Data for this exercise
((
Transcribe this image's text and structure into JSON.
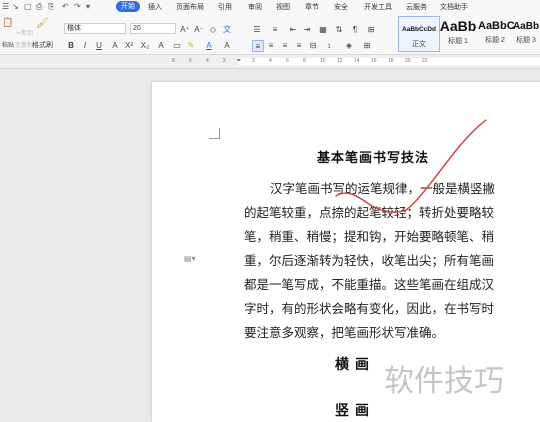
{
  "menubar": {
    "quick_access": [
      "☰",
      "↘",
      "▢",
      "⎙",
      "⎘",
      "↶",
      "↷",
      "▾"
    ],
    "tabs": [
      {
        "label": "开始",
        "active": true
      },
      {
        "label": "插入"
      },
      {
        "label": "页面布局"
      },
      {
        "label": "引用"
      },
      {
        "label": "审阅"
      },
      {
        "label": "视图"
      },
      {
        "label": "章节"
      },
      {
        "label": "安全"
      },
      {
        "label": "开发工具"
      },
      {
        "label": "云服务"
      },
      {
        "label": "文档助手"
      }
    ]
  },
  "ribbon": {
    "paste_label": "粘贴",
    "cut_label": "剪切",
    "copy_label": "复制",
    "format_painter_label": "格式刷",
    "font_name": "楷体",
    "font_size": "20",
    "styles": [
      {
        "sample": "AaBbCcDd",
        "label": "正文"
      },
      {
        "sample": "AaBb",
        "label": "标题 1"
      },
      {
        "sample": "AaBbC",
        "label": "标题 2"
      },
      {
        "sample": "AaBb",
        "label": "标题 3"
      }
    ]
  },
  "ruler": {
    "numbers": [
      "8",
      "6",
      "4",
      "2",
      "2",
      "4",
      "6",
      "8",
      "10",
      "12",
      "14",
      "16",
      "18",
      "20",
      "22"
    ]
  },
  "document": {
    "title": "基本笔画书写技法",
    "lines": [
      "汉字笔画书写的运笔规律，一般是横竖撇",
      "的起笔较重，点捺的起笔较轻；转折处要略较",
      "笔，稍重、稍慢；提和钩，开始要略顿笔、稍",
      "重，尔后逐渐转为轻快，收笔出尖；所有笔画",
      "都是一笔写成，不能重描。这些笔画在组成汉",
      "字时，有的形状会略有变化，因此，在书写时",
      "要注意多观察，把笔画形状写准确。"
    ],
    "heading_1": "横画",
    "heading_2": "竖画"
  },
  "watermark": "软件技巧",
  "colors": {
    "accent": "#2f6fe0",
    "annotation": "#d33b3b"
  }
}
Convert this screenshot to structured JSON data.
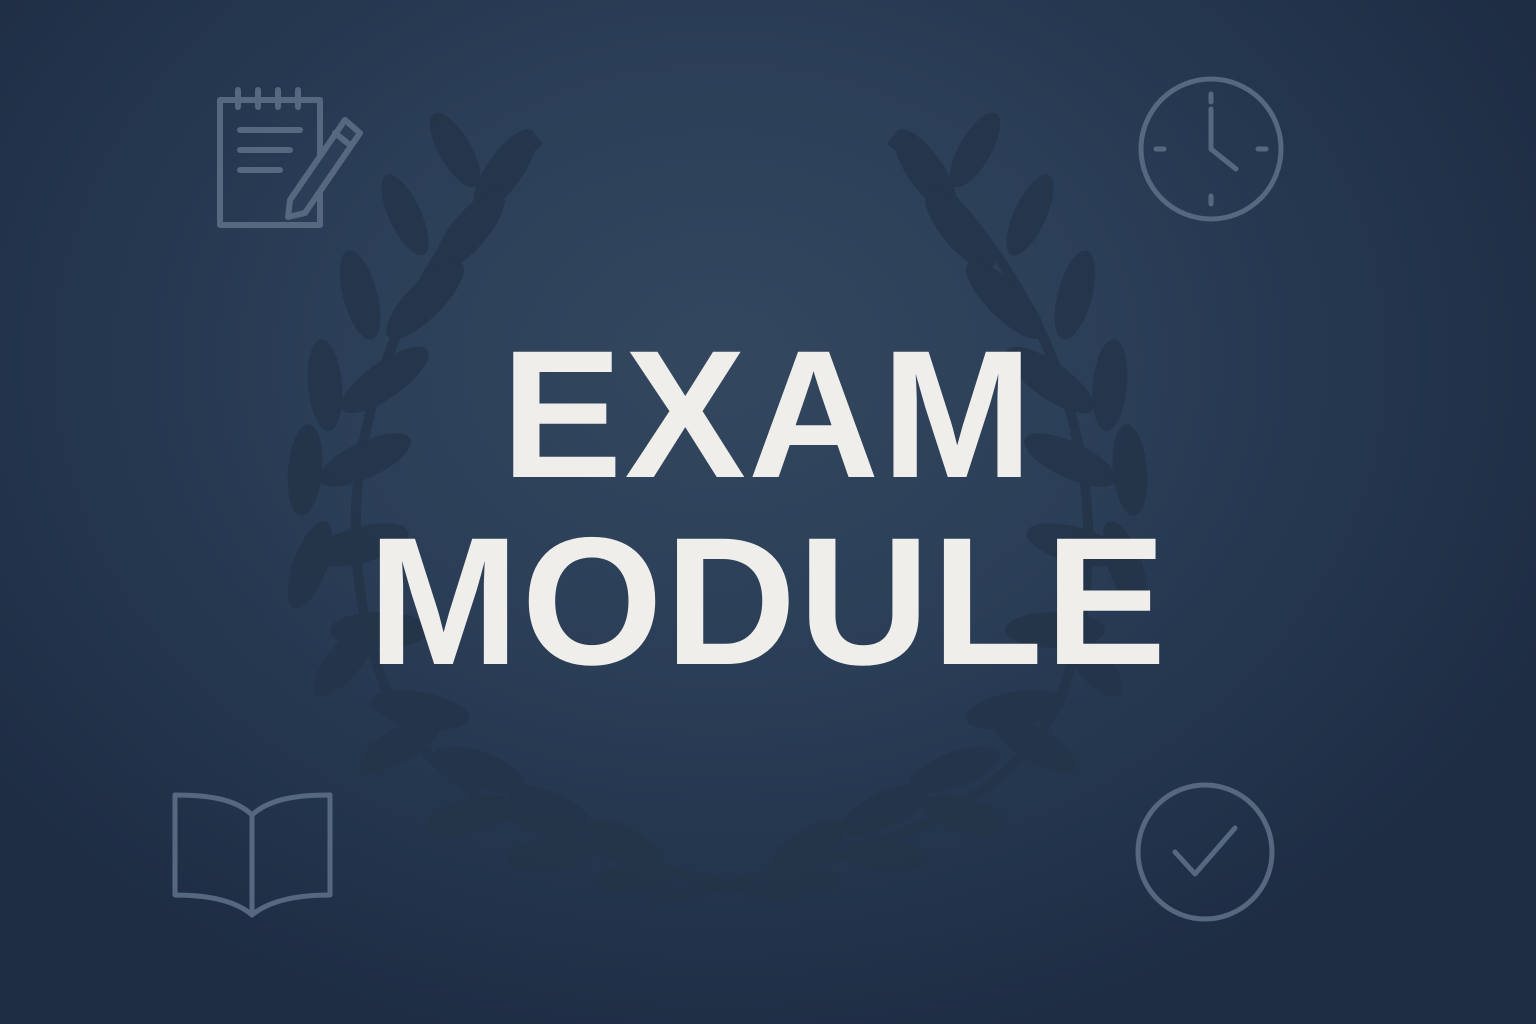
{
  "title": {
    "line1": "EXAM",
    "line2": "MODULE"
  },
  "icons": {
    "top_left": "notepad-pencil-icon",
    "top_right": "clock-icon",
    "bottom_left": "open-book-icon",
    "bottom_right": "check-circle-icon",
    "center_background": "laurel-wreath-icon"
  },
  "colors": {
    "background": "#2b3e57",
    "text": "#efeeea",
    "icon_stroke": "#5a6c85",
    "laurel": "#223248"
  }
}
))
Job
Leave out the pictures and return every record word for word.

Reply
Transcribe this image's text and structure into JSON.
{
  "menubar": {
    "quick_access": [
      "☰",
      "↘",
      "▢",
      "⎙",
      "⎘",
      "↶",
      "↷",
      "▾"
    ],
    "tabs": [
      {
        "label": "开始",
        "active": true
      },
      {
        "label": "插入"
      },
      {
        "label": "页面布局"
      },
      {
        "label": "引用"
      },
      {
        "label": "审阅"
      },
      {
        "label": "视图"
      },
      {
        "label": "章节"
      },
      {
        "label": "安全"
      },
      {
        "label": "开发工具"
      },
      {
        "label": "云服务"
      },
      {
        "label": "文档助手"
      }
    ]
  },
  "ribbon": {
    "paste_label": "粘贴",
    "cut_label": "剪切",
    "copy_label": "复制",
    "format_painter_label": "格式刷",
    "font_name": "楷体",
    "font_size": "20",
    "styles": [
      {
        "sample": "AaBbCcDd",
        "label": "正文"
      },
      {
        "sample": "AaBb",
        "label": "标题 1"
      },
      {
        "sample": "AaBbC",
        "label": "标题 2"
      },
      {
        "sample": "AaBb",
        "label": "标题 3"
      }
    ]
  },
  "ruler": {
    "numbers": [
      "8",
      "6",
      "4",
      "2",
      "2",
      "4",
      "6",
      "8",
      "10",
      "12",
      "14",
      "16",
      "18",
      "20",
      "22"
    ]
  },
  "document": {
    "title": "基本笔画书写技法",
    "lines": [
      "汉字笔画书写的运笔规律，一般是横竖撇",
      "的起笔较重，点捺的起笔较轻；转折处要略较",
      "笔，稍重、稍慢；提和钩，开始要略顿笔、稍",
      "重，尔后逐渐转为轻快，收笔出尖；所有笔画",
      "都是一笔写成，不能重描。这些笔画在组成汉",
      "字时，有的形状会略有变化，因此，在书写时",
      "要注意多观察，把笔画形状写准确。"
    ],
    "heading_1": "横画",
    "heading_2": "竖画"
  },
  "watermark": "软件技巧",
  "colors": {
    "accent": "#2f6fe0",
    "annotation": "#d33b3b"
  }
}
Convert this screenshot to structured JSON data.
{
  "title": {
    "line1": "EXAM",
    "line2": "MODULE"
  },
  "icons": {
    "top_left": "notepad-pencil-icon",
    "top_right": "clock-icon",
    "bottom_left": "open-book-icon",
    "bottom_right": "check-circle-icon",
    "center_background": "laurel-wreath-icon"
  },
  "colors": {
    "background": "#2b3e57",
    "text": "#efeeea",
    "icon_stroke": "#5a6c85",
    "laurel": "#223248"
  }
}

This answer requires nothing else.